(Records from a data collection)
....

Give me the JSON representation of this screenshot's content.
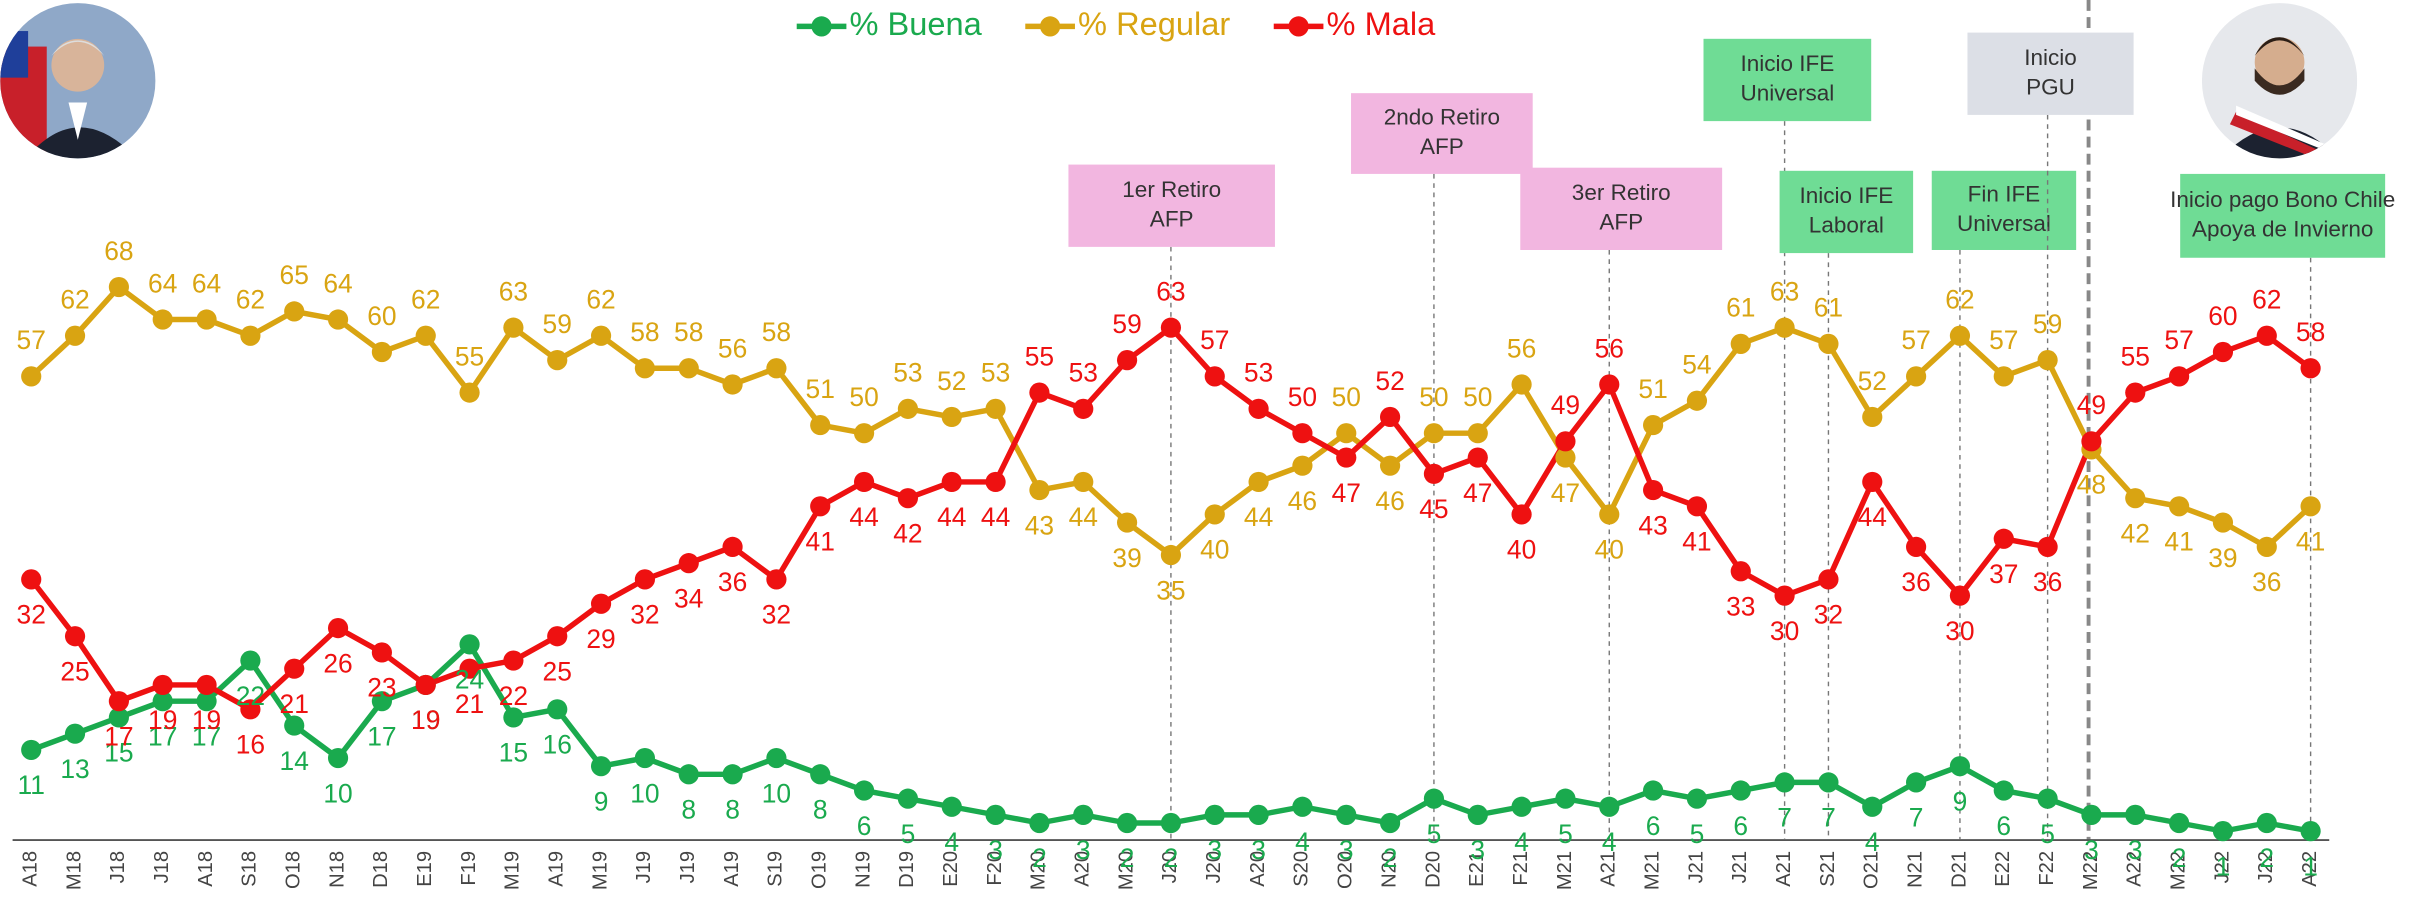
{
  "chart_data": {
    "type": "line",
    "categories": [
      "A18",
      "M18",
      "J18",
      "J18",
      "A18",
      "S18",
      "O18",
      "N18",
      "D18",
      "E19",
      "F19",
      "M19",
      "A19",
      "M19",
      "J19",
      "J19",
      "A19",
      "S19",
      "O19",
      "N19",
      "D19",
      "E20",
      "F20",
      "M20",
      "A20",
      "M20",
      "J20",
      "J20",
      "A20",
      "S20",
      "O20",
      "N20",
      "D20",
      "E21",
      "F21",
      "M21",
      "A21",
      "M21",
      "J21",
      "J21",
      "A21",
      "S21",
      "O21",
      "N21",
      "D21",
      "E22",
      "F22",
      "M22",
      "A22",
      "M22",
      "J22",
      "J22",
      "A22"
    ],
    "series": [
      {
        "name": "% Buena",
        "color": "#1aaa4e",
        "values": [
          11,
          13,
          15,
          17,
          17,
          22,
          14,
          10,
          17,
          19,
          24,
          15,
          16,
          9,
          10,
          8,
          8,
          10,
          8,
          6,
          5,
          4,
          3,
          2,
          3,
          2,
          2,
          3,
          3,
          4,
          3,
          2,
          5,
          3,
          4,
          5,
          4,
          6,
          5,
          6,
          7,
          7,
          4,
          7,
          9,
          6,
          5,
          3,
          3,
          2,
          1,
          2,
          1
        ]
      },
      {
        "name": "% Regular",
        "color": "#d9a412",
        "values": [
          57,
          62,
          68,
          64,
          64,
          62,
          65,
          64,
          60,
          62,
          55,
          63,
          59,
          62,
          58,
          58,
          56,
          58,
          51,
          50,
          53,
          52,
          53,
          43,
          44,
          39,
          35,
          40,
          44,
          46,
          50,
          46,
          50,
          50,
          56,
          47,
          40,
          51,
          54,
          61,
          63,
          61,
          52,
          57,
          62,
          57,
          59,
          48,
          42,
          41,
          39,
          36,
          41
        ]
      },
      {
        "name": "% Mala",
        "color": "#ee1111",
        "values": [
          32,
          25,
          17,
          19,
          19,
          16,
          21,
          26,
          23,
          19,
          21,
          22,
          25,
          29,
          32,
          34,
          36,
          32,
          41,
          44,
          42,
          44,
          44,
          55,
          53,
          59,
          63,
          57,
          53,
          50,
          47,
          52,
          45,
          47,
          40,
          49,
          56,
          43,
          41,
          33,
          30,
          32,
          44,
          36,
          30,
          37,
          36,
          49,
          55,
          57,
          60,
          62,
          58
        ]
      }
    ],
    "ylim": [
      0,
      70
    ],
    "legend": "top",
    "annotations": [
      {
        "lines": [
          "1er Retiro",
          "AFP"
        ],
        "color": "#f2b6e0"
      },
      {
        "lines": [
          "2ndo Retiro",
          "AFP"
        ],
        "color": "#f2b6e0"
      },
      {
        "lines": [
          "3er Retiro",
          "AFP"
        ],
        "color": "#f2b6e0"
      },
      {
        "lines": [
          "Inicio IFE",
          "Universal"
        ],
        "color": "#6fdc95"
      },
      {
        "lines": [
          "Inicio IFE",
          "Laboral"
        ],
        "color": "#6fdc95"
      },
      {
        "lines": [
          "Fin IFE",
          "Universal"
        ],
        "color": "#6fdc95"
      },
      {
        "lines": [
          "Inicio",
          "PGU"
        ],
        "color": "#dcdfe6"
      },
      {
        "lines": [
          "Inicio pago Bono Chile",
          "Apoya de Invierno"
        ],
        "color": "#6fdc95"
      }
    ]
  }
}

....

**PROBLEM REQUIREMENTS**
Print the records word for word and exclude any picture they hold.

**CORRECT RESPONSE**
Give me the JSON representation of this screenshot's content.
{
  "chart_data": {
    "type": "line",
    "categories": [
      "A18",
      "M18",
      "J18",
      "J18",
      "A18",
      "S18",
      "O18",
      "N18",
      "D18",
      "E19",
      "F19",
      "M19",
      "A19",
      "M19",
      "J19",
      "J19",
      "A19",
      "S19",
      "O19",
      "N19",
      "D19",
      "E20",
      "F20",
      "M20",
      "A20",
      "M20",
      "J20",
      "J20",
      "A20",
      "S20",
      "O20",
      "N20",
      "D20",
      "E21",
      "F21",
      "M21",
      "A21",
      "M21",
      "J21",
      "J21",
      "A21",
      "S21",
      "O21",
      "N21",
      "D21",
      "E22",
      "F22",
      "M22",
      "A22",
      "M22",
      "J22",
      "J22",
      "A22"
    ],
    "series": [
      {
        "name": "% Buena",
        "color": "#1aaa4e",
        "values": [
          11,
          13,
          15,
          17,
          17,
          22,
          14,
          10,
          17,
          19,
          24,
          15,
          16,
          9,
          10,
          8,
          8,
          10,
          8,
          6,
          5,
          4,
          3,
          2,
          3,
          2,
          2,
          3,
          3,
          4,
          3,
          2,
          5,
          3,
          4,
          5,
          4,
          6,
          5,
          6,
          7,
          7,
          4,
          7,
          9,
          6,
          5,
          3,
          3,
          2,
          1,
          2,
          1
        ]
      },
      {
        "name": "% Regular",
        "color": "#d9a412",
        "values": [
          57,
          62,
          68,
          64,
          64,
          62,
          65,
          64,
          60,
          62,
          55,
          63,
          59,
          62,
          58,
          58,
          56,
          58,
          51,
          50,
          53,
          52,
          53,
          43,
          44,
          39,
          35,
          40,
          44,
          46,
          50,
          46,
          50,
          50,
          56,
          47,
          40,
          51,
          54,
          61,
          63,
          61,
          52,
          57,
          62,
          57,
          59,
          48,
          42,
          41,
          39,
          36,
          41
        ]
      },
      {
        "name": "% Mala",
        "color": "#ee1111",
        "values": [
          32,
          25,
          17,
          19,
          19,
          16,
          21,
          26,
          23,
          19,
          21,
          22,
          25,
          29,
          32,
          34,
          36,
          32,
          41,
          44,
          42,
          44,
          44,
          55,
          53,
          59,
          63,
          57,
          53,
          50,
          47,
          52,
          45,
          47,
          40,
          49,
          56,
          43,
          41,
          33,
          30,
          32,
          44,
          36,
          30,
          37,
          36,
          49,
          55,
          57,
          60,
          62,
          58
        ]
      }
    ],
    "ylim": [
      0,
      70
    ],
    "legend": "top",
    "annotations": [
      {
        "lines": [
          "1er Retiro",
          "AFP"
        ],
        "color": "#f2b6e0"
      },
      {
        "lines": [
          "2ndo Retiro",
          "AFP"
        ],
        "color": "#f2b6e0"
      },
      {
        "lines": [
          "3er Retiro",
          "AFP"
        ],
        "color": "#f2b6e0"
      },
      {
        "lines": [
          "Inicio IFE",
          "Universal"
        ],
        "color": "#6fdc95"
      },
      {
        "lines": [
          "Inicio IFE",
          "Laboral"
        ],
        "color": "#6fdc95"
      },
      {
        "lines": [
          "Fin IFE",
          "Universal"
        ],
        "color": "#6fdc95"
      },
      {
        "lines": [
          "Inicio",
          "PGU"
        ],
        "color": "#dcdfe6"
      },
      {
        "lines": [
          "Inicio pago Bono Chile",
          "Apoya de Invierno"
        ],
        "color": "#6fdc95"
      }
    ]
  }
}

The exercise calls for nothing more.